Challenge: Extract the full set of records that follows, word for word.

##### Dataset excerpts #####

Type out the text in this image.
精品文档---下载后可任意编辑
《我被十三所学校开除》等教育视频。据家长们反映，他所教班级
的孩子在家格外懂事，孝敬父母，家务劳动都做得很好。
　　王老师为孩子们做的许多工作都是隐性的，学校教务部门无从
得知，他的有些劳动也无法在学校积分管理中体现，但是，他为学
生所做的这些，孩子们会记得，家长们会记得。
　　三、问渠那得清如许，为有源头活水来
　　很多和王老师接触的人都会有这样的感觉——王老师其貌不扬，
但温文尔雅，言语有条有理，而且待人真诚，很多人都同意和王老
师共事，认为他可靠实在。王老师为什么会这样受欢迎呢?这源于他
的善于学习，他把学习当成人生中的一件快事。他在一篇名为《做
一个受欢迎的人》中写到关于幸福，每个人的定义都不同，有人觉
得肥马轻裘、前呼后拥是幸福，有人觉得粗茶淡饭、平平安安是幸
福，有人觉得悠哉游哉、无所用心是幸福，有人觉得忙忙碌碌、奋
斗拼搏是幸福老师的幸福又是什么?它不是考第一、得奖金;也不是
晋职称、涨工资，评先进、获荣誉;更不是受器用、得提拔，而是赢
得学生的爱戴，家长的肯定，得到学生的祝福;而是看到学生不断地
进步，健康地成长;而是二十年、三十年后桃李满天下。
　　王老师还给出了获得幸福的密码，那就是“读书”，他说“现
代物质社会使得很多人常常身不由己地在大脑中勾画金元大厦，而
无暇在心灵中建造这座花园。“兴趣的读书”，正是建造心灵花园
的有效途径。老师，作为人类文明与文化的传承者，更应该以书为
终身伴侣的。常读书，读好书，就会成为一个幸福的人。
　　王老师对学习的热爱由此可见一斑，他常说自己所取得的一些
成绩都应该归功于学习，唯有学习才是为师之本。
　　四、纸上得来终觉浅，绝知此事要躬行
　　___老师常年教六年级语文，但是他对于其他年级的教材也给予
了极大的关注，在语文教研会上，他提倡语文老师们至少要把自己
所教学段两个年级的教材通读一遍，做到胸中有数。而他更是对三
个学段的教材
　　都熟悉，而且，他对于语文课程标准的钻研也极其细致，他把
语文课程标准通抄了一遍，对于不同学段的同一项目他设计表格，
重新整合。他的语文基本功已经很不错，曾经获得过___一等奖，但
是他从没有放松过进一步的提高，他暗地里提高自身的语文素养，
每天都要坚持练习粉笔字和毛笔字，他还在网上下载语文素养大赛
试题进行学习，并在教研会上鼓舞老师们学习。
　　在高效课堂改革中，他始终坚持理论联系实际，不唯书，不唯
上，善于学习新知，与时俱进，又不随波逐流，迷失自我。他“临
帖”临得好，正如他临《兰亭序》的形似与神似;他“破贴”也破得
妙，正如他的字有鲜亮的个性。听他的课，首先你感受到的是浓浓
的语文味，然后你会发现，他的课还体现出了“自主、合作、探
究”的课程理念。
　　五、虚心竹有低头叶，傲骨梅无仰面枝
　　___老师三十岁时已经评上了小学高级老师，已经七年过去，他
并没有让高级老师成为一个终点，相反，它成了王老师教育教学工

#####

Response:
Type out the text in this image.
精品文档---下载后可任意编辑
《我被十三所学校开除》等教育视频。据家长们反映，他所教班级
的孩子在家格外懂事，孝敬父母，家务劳动都做得很好。
　　王老师为孩子们做的许多工作都是隐性的，学校教务部门无从
得知，他的有些劳动也无法在学校积分管理中体现，但是，他为学
生所做的这些，孩子们会记得，家长们会记得。
　　三、问渠那得清如许，为有源头活水来
　　很多和王老师接触的人都会有这样的感觉——王老师其貌不扬，
但温文尔雅，言语有条有理，而且待人真诚，很多人都同意和王老
师共事，认为他可靠实在。王老师为什么会这样受欢迎呢?这源于他
的善于学习，他把学习当成人生中的一件快事。他在一篇名为《做
一个受欢迎的人》中写到关于幸福，每个人的定义都不同，有人觉
得肥马轻裘、前呼后拥是幸福，有人觉得粗茶淡饭、平平安安是幸
福，有人觉得悠哉游哉、无所用心是幸福，有人觉得忙忙碌碌、奋
斗拼搏是幸福老师的幸福又是什么?它不是考第一、得奖金;也不是
晋职称、涨工资，评先进、获荣誉;更不是受器用、得提拔，而是赢
得学生的爱戴，家长的肯定，得到学生的祝福;而是看到学生不断地
进步，健康地成长;而是二十年、三十年后桃李满天下。
　　王老师还给出了获得幸福的密码，那就是“读书”，他说“现
代物质社会使得很多人常常身不由己地在大脑中勾画金元大厦，而
无暇在心灵中建造这座花园。“兴趣的读书”，正是建造心灵花园
的有效途径。老师，作为人类文明与文化的传承者，更应该以书为
终身伴侣的。常读书，读好书，就会成为一个幸福的人。
　　王老师对学习的热爱由此可见一斑，他常说自己所取得的一些
成绩都应该归功于学习，唯有学习才是为师之本。
　　四、纸上得来终觉浅，绝知此事要躬行
　　___老师常年教六年级语文，但是他对于其他年级的教材也给予
了极大的关注，在语文教研会上，他提倡语文老师们至少要把自己
所教学段两个年级的教材通读一遍，做到胸中有数。而他更是对三
个学段的教材
　　都熟悉，而且，他对于语文课程标准的钻研也极其细致，他把
语文课程标准通抄了一遍，对于不同学段的同一项目他设计表格，
重新整合。他的语文基本功已经很不错，曾经获得过___一等奖，但
是他从没有放松过进一步的提高，他暗地里提高自身的语文素养，
每天都要坚持练习粉笔字和毛笔字，他还在网上下载语文素养大赛
试题进行学习，并在教研会上鼓舞老师们学习。
　　在高效课堂改革中，他始终坚持理论联系实际，不唯书，不唯
上，善于学习新知，与时俱进，又不随波逐流，迷失自我。他“临
帖”临得好，正如他临《兰亭序》的形似与神似;他“破贴”也破得
妙，正如他的字有鲜亮的个性。听他的课，首先你感受到的是浓浓
的语文味，然后你会发现，他的课还体现出了“自主、合作、探
究”的课程理念。
　　五、虚心竹有低头叶，傲骨梅无仰面枝
　　___老师三十岁时已经评上了小学高级老师，已经七年过去，他
并没有让高级老师成为一个终点，相反，它成了王老师教育教学工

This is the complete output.